Source data:
──────────────────────────────

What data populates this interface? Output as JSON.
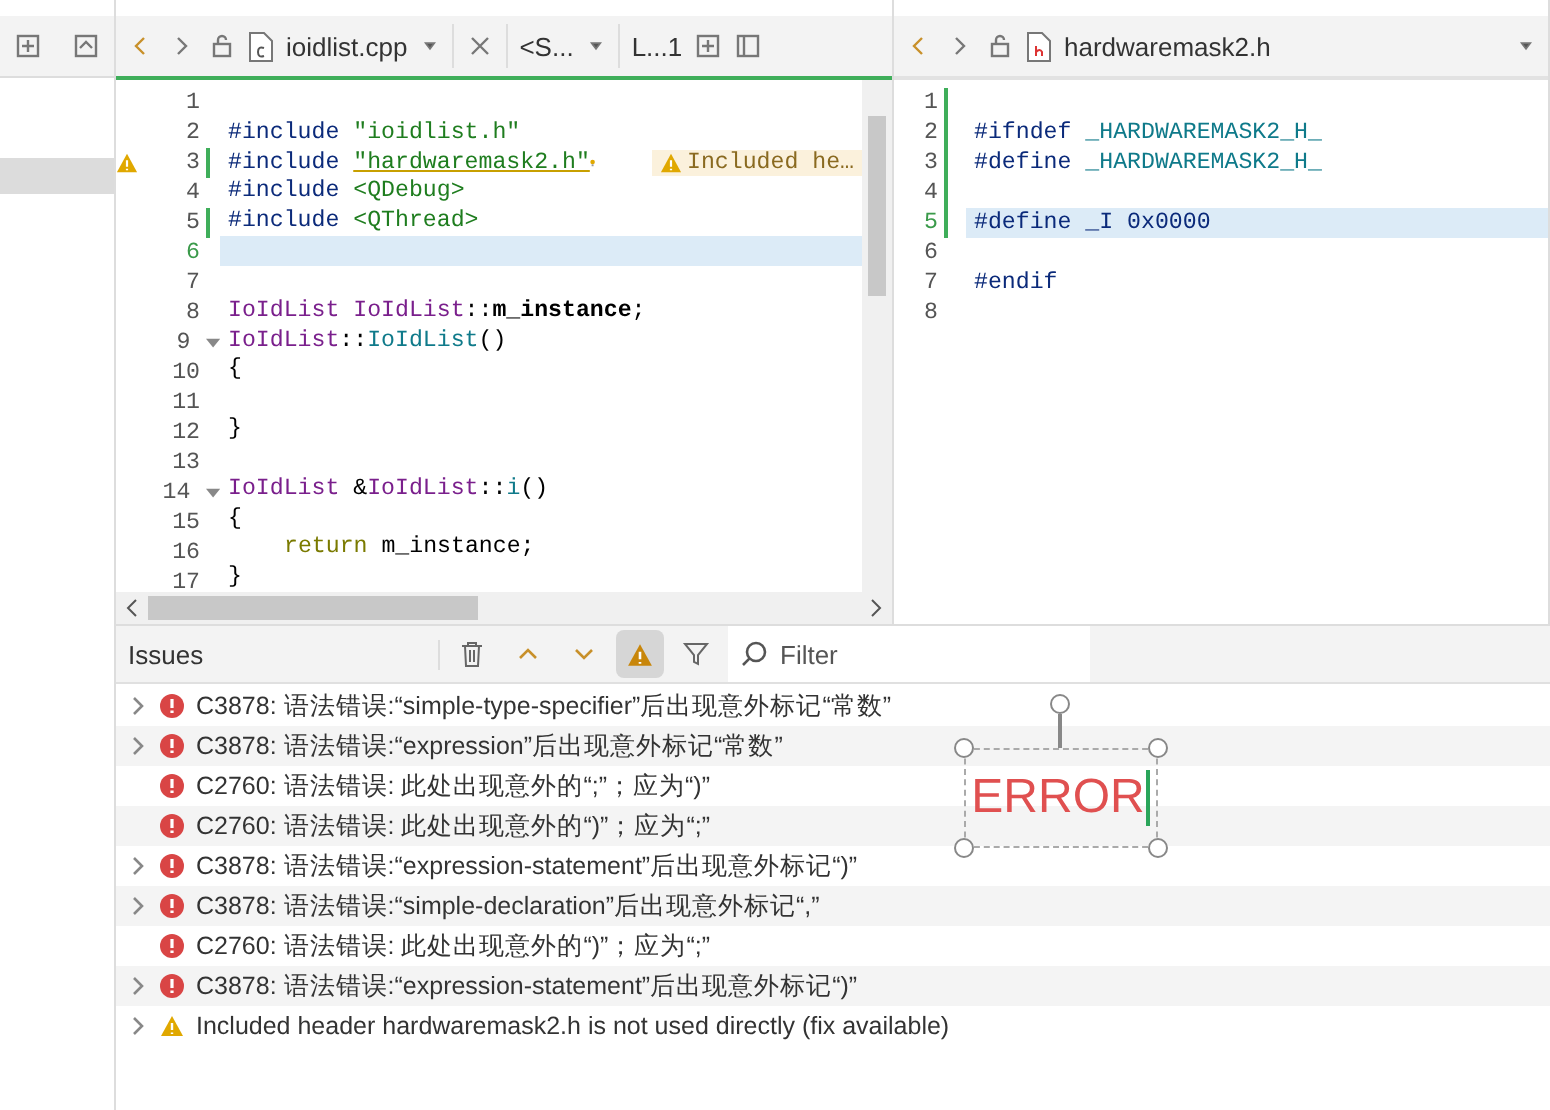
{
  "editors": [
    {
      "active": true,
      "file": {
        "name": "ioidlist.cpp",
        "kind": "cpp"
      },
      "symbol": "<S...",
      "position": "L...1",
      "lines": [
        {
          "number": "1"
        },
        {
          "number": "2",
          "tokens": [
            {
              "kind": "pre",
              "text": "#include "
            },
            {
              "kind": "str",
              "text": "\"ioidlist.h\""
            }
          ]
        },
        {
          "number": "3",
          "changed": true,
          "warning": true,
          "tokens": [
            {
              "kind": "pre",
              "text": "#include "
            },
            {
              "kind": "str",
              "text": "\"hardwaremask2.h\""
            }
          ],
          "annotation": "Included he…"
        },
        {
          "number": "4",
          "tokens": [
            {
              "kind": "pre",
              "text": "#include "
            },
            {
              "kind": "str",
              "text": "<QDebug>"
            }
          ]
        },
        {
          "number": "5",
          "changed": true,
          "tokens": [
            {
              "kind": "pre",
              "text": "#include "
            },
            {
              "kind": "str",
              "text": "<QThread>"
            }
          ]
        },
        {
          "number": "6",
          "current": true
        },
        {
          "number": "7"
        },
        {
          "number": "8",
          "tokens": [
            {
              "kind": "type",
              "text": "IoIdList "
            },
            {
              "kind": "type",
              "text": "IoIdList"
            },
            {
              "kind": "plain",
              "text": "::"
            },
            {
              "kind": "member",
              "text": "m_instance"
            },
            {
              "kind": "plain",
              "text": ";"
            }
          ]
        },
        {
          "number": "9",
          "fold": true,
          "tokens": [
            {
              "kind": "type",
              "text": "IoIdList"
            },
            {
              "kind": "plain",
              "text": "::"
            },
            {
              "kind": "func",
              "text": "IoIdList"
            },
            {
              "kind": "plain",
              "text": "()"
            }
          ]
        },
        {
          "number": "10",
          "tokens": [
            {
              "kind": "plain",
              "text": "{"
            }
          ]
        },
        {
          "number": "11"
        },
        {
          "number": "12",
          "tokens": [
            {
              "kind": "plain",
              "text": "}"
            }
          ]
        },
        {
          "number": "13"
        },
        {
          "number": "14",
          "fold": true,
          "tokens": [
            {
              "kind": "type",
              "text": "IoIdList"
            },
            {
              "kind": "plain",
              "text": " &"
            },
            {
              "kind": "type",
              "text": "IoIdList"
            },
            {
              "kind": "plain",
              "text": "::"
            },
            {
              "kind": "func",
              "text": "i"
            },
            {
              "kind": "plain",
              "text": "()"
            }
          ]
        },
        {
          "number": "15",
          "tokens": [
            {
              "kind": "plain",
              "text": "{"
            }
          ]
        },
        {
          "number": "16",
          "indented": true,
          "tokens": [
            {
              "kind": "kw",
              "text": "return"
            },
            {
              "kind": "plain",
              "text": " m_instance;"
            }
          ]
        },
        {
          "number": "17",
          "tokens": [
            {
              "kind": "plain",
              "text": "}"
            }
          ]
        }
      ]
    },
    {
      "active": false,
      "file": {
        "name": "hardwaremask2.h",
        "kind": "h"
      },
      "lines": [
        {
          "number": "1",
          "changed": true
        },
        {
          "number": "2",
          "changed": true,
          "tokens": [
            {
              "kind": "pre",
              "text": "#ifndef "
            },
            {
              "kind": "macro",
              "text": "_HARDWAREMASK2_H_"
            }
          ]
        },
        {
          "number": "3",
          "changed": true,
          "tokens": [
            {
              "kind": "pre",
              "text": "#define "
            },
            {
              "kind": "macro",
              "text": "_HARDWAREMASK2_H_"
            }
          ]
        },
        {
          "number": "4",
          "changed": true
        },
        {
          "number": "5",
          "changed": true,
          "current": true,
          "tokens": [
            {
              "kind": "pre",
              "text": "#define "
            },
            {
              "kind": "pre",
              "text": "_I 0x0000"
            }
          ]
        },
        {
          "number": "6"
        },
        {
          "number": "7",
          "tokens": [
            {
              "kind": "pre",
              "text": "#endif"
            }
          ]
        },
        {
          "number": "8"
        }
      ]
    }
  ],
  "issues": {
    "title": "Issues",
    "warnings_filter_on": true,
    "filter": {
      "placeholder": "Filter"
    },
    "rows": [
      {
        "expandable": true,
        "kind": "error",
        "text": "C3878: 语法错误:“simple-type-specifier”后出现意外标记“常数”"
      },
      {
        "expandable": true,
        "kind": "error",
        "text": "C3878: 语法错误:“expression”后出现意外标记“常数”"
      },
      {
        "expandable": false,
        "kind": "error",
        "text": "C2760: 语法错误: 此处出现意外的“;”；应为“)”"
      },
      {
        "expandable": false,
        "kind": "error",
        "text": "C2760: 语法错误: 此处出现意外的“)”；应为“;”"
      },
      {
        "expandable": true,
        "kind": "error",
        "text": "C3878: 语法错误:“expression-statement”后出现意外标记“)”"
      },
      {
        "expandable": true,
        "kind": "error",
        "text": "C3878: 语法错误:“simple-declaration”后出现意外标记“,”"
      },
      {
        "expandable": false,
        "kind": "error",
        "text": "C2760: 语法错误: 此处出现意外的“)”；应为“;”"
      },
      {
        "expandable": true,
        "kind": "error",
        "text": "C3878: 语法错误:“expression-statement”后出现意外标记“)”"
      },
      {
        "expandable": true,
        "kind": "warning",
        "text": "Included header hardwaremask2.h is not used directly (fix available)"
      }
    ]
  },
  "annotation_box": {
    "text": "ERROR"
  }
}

──────────────────────────────

Task objective: Transcribe each entry above exactly, apart from the pictures.

Answer to the task:
What data populates this interface? Output as JSON.
{
  "editors": [
    {
      "active": true,
      "file": {
        "name": "ioidlist.cpp",
        "kind": "cpp"
      },
      "symbol": "<S...",
      "position": "L...1",
      "lines": [
        {
          "number": "1"
        },
        {
          "number": "2",
          "tokens": [
            {
              "kind": "pre",
              "text": "#include "
            },
            {
              "kind": "str",
              "text": "\"ioidlist.h\""
            }
          ]
        },
        {
          "number": "3",
          "changed": true,
          "warning": true,
          "tokens": [
            {
              "kind": "pre",
              "text": "#include "
            },
            {
              "kind": "str",
              "text": "\"hardwaremask2.h\""
            }
          ],
          "annotation": "Included he…"
        },
        {
          "number": "4",
          "tokens": [
            {
              "kind": "pre",
              "text": "#include "
            },
            {
              "kind": "str",
              "text": "<QDebug>"
            }
          ]
        },
        {
          "number": "5",
          "changed": true,
          "tokens": [
            {
              "kind": "pre",
              "text": "#include "
            },
            {
              "kind": "str",
              "text": "<QThread>"
            }
          ]
        },
        {
          "number": "6",
          "current": true
        },
        {
          "number": "7"
        },
        {
          "number": "8",
          "tokens": [
            {
              "kind": "type",
              "text": "IoIdList "
            },
            {
              "kind": "type",
              "text": "IoIdList"
            },
            {
              "kind": "plain",
              "text": "::"
            },
            {
              "kind": "member",
              "text": "m_instance"
            },
            {
              "kind": "plain",
              "text": ";"
            }
          ]
        },
        {
          "number": "9",
          "fold": true,
          "tokens": [
            {
              "kind": "type",
              "text": "IoIdList"
            },
            {
              "kind": "plain",
              "text": "::"
            },
            {
              "kind": "func",
              "text": "IoIdList"
            },
            {
              "kind": "plain",
              "text": "()"
            }
          ]
        },
        {
          "number": "10",
          "tokens": [
            {
              "kind": "plain",
              "text": "{"
            }
          ]
        },
        {
          "number": "11"
        },
        {
          "number": "12",
          "tokens": [
            {
              "kind": "plain",
              "text": "}"
            }
          ]
        },
        {
          "number": "13"
        },
        {
          "number": "14",
          "fold": true,
          "tokens": [
            {
              "kind": "type",
              "text": "IoIdList"
            },
            {
              "kind": "plain",
              "text": " &"
            },
            {
              "kind": "type",
              "text": "IoIdList"
            },
            {
              "kind": "plain",
              "text": "::"
            },
            {
              "kind": "func",
              "text": "i"
            },
            {
              "kind": "plain",
              "text": "()"
            }
          ]
        },
        {
          "number": "15",
          "tokens": [
            {
              "kind": "plain",
              "text": "{"
            }
          ]
        },
        {
          "number": "16",
          "indented": true,
          "tokens": [
            {
              "kind": "kw",
              "text": "return"
            },
            {
              "kind": "plain",
              "text": " m_instance;"
            }
          ]
        },
        {
          "number": "17",
          "tokens": [
            {
              "kind": "plain",
              "text": "}"
            }
          ]
        }
      ]
    },
    {
      "active": false,
      "file": {
        "name": "hardwaremask2.h",
        "kind": "h"
      },
      "lines": [
        {
          "number": "1",
          "changed": true
        },
        {
          "number": "2",
          "changed": true,
          "tokens": [
            {
              "kind": "pre",
              "text": "#ifndef "
            },
            {
              "kind": "macro",
              "text": "_HARDWAREMASK2_H_"
            }
          ]
        },
        {
          "number": "3",
          "changed": true,
          "tokens": [
            {
              "kind": "pre",
              "text": "#define "
            },
            {
              "kind": "macro",
              "text": "_HARDWAREMASK2_H_"
            }
          ]
        },
        {
          "number": "4",
          "changed": true
        },
        {
          "number": "5",
          "changed": true,
          "current": true,
          "tokens": [
            {
              "kind": "pre",
              "text": "#define "
            },
            {
              "kind": "pre",
              "text": "_I 0x0000"
            }
          ]
        },
        {
          "number": "6"
        },
        {
          "number": "7",
          "tokens": [
            {
              "kind": "pre",
              "text": "#endif"
            }
          ]
        },
        {
          "number": "8"
        }
      ]
    }
  ],
  "issues": {
    "title": "Issues",
    "warnings_filter_on": true,
    "filter": {
      "placeholder": "Filter"
    },
    "rows": [
      {
        "expandable": true,
        "kind": "error",
        "text": "C3878: 语法错误:“simple-type-specifier”后出现意外标记“常数”"
      },
      {
        "expandable": true,
        "kind": "error",
        "text": "C3878: 语法错误:“expression”后出现意外标记“常数”"
      },
      {
        "expandable": false,
        "kind": "error",
        "text": "C2760: 语法错误: 此处出现意外的“;”；应为“)”"
      },
      {
        "expandable": false,
        "kind": "error",
        "text": "C2760: 语法错误: 此处出现意外的“)”；应为“;”"
      },
      {
        "expandable": true,
        "kind": "error",
        "text": "C3878: 语法错误:“expression-statement”后出现意外标记“)”"
      },
      {
        "expandable": true,
        "kind": "error",
        "text": "C3878: 语法错误:“simple-declaration”后出现意外标记“,”"
      },
      {
        "expandable": false,
        "kind": "error",
        "text": "C2760: 语法错误: 此处出现意外的“)”；应为“;”"
      },
      {
        "expandable": true,
        "kind": "error",
        "text": "C3878: 语法错误:“expression-statement”后出现意外标记“)”"
      },
      {
        "expandable": true,
        "kind": "warning",
        "text": "Included header hardwaremask2.h is not used directly (fix available)"
      }
    ]
  },
  "annotation_box": {
    "text": "ERROR"
  }
}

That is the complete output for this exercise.